Data for this task =

★ ★ ★ ★

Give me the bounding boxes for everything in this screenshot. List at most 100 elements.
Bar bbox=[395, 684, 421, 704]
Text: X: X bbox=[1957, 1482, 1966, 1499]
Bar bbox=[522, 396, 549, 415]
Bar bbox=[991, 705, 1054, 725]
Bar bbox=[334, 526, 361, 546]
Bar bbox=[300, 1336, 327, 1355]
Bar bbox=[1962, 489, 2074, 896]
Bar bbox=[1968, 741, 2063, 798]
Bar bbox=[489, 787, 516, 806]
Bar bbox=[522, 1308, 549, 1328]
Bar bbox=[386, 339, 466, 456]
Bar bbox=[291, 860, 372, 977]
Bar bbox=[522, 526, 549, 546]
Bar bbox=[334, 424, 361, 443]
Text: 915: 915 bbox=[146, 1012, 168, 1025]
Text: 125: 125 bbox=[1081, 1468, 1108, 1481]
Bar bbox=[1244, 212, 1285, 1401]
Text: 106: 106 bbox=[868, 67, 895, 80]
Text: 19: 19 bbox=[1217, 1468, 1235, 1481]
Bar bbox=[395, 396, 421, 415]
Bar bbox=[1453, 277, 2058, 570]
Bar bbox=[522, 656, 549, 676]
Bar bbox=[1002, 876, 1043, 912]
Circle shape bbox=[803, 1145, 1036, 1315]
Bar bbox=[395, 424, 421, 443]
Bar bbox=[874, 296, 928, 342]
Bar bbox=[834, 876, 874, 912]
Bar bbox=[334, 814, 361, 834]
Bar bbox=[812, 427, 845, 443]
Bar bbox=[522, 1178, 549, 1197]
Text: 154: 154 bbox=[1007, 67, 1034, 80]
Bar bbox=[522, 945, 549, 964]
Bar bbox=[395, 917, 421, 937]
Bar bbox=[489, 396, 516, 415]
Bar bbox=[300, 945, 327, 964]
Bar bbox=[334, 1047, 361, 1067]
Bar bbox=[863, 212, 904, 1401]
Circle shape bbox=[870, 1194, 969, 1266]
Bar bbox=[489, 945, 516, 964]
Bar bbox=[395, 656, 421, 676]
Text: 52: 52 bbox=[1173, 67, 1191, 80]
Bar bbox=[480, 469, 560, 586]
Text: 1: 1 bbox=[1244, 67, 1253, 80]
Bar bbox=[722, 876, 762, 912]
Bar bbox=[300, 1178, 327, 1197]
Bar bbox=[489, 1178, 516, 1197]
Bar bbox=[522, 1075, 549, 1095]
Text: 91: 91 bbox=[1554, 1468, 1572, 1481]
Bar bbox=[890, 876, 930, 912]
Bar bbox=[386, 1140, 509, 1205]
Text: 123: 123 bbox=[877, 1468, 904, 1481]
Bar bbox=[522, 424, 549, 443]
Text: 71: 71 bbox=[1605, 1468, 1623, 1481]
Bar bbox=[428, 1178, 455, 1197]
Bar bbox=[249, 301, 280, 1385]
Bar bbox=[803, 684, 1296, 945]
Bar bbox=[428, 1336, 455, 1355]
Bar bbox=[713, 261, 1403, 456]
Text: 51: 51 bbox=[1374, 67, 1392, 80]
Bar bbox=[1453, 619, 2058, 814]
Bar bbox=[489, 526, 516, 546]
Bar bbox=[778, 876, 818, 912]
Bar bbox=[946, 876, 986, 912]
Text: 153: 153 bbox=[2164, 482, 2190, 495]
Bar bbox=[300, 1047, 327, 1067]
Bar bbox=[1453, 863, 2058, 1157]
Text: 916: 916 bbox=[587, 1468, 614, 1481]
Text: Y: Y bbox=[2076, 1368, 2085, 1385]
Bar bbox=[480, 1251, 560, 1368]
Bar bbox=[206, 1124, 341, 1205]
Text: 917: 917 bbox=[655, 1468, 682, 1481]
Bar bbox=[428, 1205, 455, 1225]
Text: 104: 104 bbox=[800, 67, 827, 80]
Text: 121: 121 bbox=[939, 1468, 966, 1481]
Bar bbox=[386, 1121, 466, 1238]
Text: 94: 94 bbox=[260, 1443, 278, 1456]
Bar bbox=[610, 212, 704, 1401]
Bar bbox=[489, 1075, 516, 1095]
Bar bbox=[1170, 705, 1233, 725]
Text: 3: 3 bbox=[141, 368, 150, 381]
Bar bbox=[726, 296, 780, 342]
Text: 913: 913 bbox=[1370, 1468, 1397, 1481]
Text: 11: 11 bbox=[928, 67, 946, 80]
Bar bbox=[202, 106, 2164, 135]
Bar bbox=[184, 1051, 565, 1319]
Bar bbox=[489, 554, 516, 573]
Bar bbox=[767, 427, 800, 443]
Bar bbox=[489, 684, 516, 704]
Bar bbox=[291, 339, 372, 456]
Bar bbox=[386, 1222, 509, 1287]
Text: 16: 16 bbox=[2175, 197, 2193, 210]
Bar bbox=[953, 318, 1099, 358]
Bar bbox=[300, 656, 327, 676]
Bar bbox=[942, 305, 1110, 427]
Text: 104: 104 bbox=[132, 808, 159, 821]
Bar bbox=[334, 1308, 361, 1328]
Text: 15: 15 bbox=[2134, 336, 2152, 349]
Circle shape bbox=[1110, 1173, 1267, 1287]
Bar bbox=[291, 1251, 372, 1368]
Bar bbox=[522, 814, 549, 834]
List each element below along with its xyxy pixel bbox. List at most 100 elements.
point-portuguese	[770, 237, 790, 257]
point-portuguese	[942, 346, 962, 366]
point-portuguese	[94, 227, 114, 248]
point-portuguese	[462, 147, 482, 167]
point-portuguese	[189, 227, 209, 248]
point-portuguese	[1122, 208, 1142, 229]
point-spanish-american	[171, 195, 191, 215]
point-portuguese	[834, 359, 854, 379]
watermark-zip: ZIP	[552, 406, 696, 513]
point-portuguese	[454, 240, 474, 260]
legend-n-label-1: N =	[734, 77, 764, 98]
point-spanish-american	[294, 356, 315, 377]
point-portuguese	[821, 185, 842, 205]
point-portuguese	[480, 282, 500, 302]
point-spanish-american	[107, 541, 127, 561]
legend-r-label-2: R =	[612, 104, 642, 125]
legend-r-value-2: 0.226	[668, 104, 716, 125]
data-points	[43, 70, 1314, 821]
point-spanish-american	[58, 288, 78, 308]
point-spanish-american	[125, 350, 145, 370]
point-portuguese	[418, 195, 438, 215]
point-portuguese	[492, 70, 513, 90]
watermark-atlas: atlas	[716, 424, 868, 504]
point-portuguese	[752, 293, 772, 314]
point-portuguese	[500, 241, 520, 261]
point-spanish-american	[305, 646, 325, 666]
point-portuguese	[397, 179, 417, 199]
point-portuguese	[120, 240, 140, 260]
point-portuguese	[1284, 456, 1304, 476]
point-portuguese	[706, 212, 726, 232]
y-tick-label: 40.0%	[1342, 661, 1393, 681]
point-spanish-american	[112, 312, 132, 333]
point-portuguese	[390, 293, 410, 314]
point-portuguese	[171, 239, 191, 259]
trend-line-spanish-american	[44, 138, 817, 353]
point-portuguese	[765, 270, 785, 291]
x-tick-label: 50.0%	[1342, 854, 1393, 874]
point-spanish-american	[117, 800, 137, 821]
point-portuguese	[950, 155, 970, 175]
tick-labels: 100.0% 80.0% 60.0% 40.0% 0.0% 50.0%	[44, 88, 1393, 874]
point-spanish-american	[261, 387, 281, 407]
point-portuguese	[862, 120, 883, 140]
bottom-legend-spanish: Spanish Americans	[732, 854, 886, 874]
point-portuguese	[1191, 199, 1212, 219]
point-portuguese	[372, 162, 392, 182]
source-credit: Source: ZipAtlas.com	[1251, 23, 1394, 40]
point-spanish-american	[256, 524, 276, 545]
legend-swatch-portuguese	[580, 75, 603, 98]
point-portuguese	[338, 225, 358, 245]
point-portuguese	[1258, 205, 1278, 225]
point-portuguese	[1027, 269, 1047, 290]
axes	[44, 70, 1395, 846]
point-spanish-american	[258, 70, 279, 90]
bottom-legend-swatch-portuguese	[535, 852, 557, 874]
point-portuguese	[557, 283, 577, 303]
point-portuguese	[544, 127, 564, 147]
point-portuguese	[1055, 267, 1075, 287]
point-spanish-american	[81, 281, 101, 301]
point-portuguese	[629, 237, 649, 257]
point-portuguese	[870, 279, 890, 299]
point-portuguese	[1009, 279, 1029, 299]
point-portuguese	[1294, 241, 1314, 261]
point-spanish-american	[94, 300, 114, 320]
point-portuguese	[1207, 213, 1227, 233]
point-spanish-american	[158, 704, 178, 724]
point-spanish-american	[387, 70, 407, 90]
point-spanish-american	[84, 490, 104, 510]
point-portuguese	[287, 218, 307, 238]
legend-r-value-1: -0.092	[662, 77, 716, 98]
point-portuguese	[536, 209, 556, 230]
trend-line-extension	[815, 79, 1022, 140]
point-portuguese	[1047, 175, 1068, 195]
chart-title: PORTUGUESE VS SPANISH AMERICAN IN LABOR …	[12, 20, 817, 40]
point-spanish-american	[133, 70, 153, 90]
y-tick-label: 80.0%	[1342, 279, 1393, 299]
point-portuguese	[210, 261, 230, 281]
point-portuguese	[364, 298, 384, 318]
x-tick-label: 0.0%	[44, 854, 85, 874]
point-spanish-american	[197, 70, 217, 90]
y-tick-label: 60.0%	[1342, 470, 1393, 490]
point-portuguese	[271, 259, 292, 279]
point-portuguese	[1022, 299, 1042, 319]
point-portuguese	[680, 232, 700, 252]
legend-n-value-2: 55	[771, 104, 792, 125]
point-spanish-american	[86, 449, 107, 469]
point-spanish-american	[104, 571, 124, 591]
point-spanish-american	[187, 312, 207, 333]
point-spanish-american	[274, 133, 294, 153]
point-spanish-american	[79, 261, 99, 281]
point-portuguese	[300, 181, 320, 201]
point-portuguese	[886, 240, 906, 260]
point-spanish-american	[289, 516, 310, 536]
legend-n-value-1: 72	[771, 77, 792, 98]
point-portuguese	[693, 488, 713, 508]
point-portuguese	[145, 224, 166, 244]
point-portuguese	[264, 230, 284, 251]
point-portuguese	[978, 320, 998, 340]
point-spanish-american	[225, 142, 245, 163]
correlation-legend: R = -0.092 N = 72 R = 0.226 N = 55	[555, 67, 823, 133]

★ ★ ★ ★

Stated problem = Express the material from its first line through the line that contains "Bar bbox=[713, 261, 1403, 456]", both included, as a JSON list of strings with one string per line and blank lines left out.

Result for this exercise =
[
  "Give me the bounding boxes for everything in this screenshot. List at most 100 elements.",
  "Bar bbox=[395, 684, 421, 704]",
  "Text: X: X bbox=[1957, 1482, 1966, 1499]",
  "Bar bbox=[522, 396, 549, 415]",
  "Bar bbox=[991, 705, 1054, 725]",
  "Bar bbox=[334, 526, 361, 546]",
  "Bar bbox=[300, 1336, 327, 1355]",
  "Bar bbox=[1962, 489, 2074, 896]",
  "Bar bbox=[1968, 741, 2063, 798]",
  "Bar bbox=[489, 787, 516, 806]",
  "Bar bbox=[522, 1308, 549, 1328]",
  "Bar bbox=[386, 339, 466, 456]",
  "Bar bbox=[291, 860, 372, 977]",
  "Bar bbox=[522, 526, 549, 546]",
  "Bar bbox=[334, 424, 361, 443]",
  "Text: 915: 915 bbox=[146, 1012, 168, 1025]",
  "Text: 125: 125 bbox=[1081, 1468, 1108, 1481]",
  "Bar bbox=[1244, 212, 1285, 1401]",
  "Text: 106: 106 bbox=[868, 67, 895, 80]",
  "Text: 19: 19 bbox=[1217, 1468, 1235, 1481]",
  "Bar bbox=[395, 396, 421, 415]",
  "Bar bbox=[1453, 277, 2058, 570]",
  "Bar bbox=[522, 656, 549, 676]",
  "Bar bbox=[1002, 876, 1043, 912]",
  "Circle shape bbox=[803, 1145, 1036, 1315]",
  "Bar bbox=[395, 424, 421, 443]",
  "Bar bbox=[874, 296, 928, 342]",
  "Bar bbox=[834, 876, 874, 912]",
  "Bar bbox=[334, 814, 361, 834]",
  "Bar bbox=[812, 427, 845, 443]",
  "Bar bbox=[522, 1178, 549, 1197]",
  "Text: 154: 154 bbox=[1007, 67, 1034, 80]",
  "Bar bbox=[522, 945, 549, 964]",
  "Bar bbox=[395, 917, 421, 937]",
  "Bar bbox=[489, 396, 516, 415]",
  "Bar bbox=[300, 945, 327, 964]",
  "Bar bbox=[334, 1047, 361, 1067]",
  "Bar bbox=[863, 212, 904, 1401]",
  "Circle shape bbox=[870, 1194, 969, 1266]",
  "Bar bbox=[489, 945, 516, 964]",
  "Bar bbox=[395, 656, 421, 676]",
  "Text: 52: 52 bbox=[1173, 67, 1191, 80]",
  "Bar bbox=[480, 469, 560, 586]",
  "Text: 1: 1 bbox=[1244, 67, 1253, 80]",
  "Bar bbox=[722, 876, 762, 912]",
  "Bar bbox=[300, 1178, 327, 1197]",
  "Bar bbox=[489, 1178, 516, 1197]",
  "Bar bbox=[522, 1075, 549, 1095]",
  "Text: 91: 91 bbox=[1554, 1468, 1572, 1481]",
  "Bar bbox=[890, 876, 930, 912]",
  "Bar bbox=[386, 1140, 509, 1205]",
  "Text: 123: 123 bbox=[877, 1468, 904, 1481]",
  "Bar bbox=[522, 424, 549, 443]",
  "Text: 71: 71 bbox=[1605, 1468, 1623, 1481]",
  "Bar bbox=[428, 1178, 455, 1197]",
  "Bar bbox=[249, 301, 280, 1385]",
  "Bar bbox=[803, 684, 1296, 945]",
  "Bar bbox=[428, 1336, 455, 1355]",
  "Bar bbox=[713, 261, 1403, 456]"
]